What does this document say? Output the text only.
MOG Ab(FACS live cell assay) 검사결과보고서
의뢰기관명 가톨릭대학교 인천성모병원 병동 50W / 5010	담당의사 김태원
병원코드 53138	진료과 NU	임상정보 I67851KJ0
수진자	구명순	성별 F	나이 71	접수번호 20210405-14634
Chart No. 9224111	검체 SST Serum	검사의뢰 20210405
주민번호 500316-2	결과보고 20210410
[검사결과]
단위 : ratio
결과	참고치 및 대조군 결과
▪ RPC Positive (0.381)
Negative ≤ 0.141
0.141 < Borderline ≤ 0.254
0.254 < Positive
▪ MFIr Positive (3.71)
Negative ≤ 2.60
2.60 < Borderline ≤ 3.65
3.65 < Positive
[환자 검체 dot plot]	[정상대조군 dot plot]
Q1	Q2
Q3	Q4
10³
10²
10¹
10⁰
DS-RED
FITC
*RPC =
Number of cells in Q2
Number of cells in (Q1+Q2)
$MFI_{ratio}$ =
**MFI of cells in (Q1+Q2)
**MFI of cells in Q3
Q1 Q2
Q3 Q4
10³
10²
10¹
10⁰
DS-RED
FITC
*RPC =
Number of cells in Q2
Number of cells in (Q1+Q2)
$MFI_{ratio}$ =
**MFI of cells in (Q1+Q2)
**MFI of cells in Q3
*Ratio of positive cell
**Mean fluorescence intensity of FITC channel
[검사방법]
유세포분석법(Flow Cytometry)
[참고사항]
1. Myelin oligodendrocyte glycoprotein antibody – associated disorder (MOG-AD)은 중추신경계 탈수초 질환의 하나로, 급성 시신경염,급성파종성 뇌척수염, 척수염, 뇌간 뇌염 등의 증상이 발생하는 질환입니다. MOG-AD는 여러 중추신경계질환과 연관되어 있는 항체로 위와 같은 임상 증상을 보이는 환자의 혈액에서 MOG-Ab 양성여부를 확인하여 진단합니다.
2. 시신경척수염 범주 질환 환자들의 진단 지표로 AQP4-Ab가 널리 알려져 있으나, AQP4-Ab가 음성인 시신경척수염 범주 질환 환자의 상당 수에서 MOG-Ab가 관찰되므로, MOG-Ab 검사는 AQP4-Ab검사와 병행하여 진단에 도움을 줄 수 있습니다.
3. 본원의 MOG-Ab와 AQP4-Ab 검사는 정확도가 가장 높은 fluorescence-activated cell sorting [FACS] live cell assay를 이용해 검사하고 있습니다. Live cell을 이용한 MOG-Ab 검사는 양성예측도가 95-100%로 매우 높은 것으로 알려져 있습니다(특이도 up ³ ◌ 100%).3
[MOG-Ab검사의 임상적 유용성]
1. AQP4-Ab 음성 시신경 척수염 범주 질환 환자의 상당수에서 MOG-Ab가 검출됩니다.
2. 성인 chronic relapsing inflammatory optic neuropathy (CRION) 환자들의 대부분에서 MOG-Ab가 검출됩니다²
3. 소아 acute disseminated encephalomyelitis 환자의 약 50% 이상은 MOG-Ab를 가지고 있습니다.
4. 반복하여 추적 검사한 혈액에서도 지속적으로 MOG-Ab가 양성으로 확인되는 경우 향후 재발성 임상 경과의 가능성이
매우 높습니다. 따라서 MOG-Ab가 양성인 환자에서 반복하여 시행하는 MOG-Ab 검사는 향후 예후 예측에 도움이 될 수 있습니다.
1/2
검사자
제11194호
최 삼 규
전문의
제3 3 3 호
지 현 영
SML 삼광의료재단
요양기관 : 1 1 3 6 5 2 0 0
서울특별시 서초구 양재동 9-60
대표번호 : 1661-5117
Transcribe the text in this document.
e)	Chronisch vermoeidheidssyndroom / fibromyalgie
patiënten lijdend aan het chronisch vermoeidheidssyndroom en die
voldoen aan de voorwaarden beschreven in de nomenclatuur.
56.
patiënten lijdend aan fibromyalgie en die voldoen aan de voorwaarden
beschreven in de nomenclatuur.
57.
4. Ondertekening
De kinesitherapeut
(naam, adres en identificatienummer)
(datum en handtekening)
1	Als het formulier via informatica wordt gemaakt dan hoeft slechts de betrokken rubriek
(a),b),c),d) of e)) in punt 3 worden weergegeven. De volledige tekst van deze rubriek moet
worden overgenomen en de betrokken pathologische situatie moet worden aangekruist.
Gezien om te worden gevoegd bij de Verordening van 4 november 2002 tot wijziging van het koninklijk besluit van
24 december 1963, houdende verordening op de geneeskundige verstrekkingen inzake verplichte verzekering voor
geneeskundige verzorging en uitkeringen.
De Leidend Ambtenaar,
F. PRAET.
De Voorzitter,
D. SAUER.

:::::

All lines from the one that contains "Transcribe the text in this document." through the end of the listing above should be copied exactly, with nothing else.

TASK SOLUTION ▸
Transcribe the text in this document.
e)	Chronisch vermoeidheidssyndroom / fibromyalgie
patiënten lijdend aan het chronisch vermoeidheidssyndroom en die
voldoen aan de voorwaarden beschreven in de nomenclatuur.
56.
patiënten lijdend aan fibromyalgie en die voldoen aan de voorwaarden
beschreven in de nomenclatuur.
57.
4. Ondertekening
De kinesitherapeut
(naam, adres en identificatienummer)
(datum en handtekening)
1	Als het formulier via informatica wordt gemaakt dan hoeft slechts de betrokken rubriek
(a),b),c),d) of e)) in punt 3 worden weergegeven. De volledige tekst van deze rubriek moet
worden overgenomen en de betrokken pathologische situatie moet worden aangekruist.
Gezien om te worden gevoegd bij de Verordening van 4 november 2002 tot wijziging van het koninklijk besluit van
24 december 1963, houdende verordening op de geneeskundige verstrekkingen inzake verplichte verzekering voor
geneeskundige verzorging en uitkeringen.
De Leidend Ambtenaar,
F. PRAET.
De Voorzitter,
D. SAUER.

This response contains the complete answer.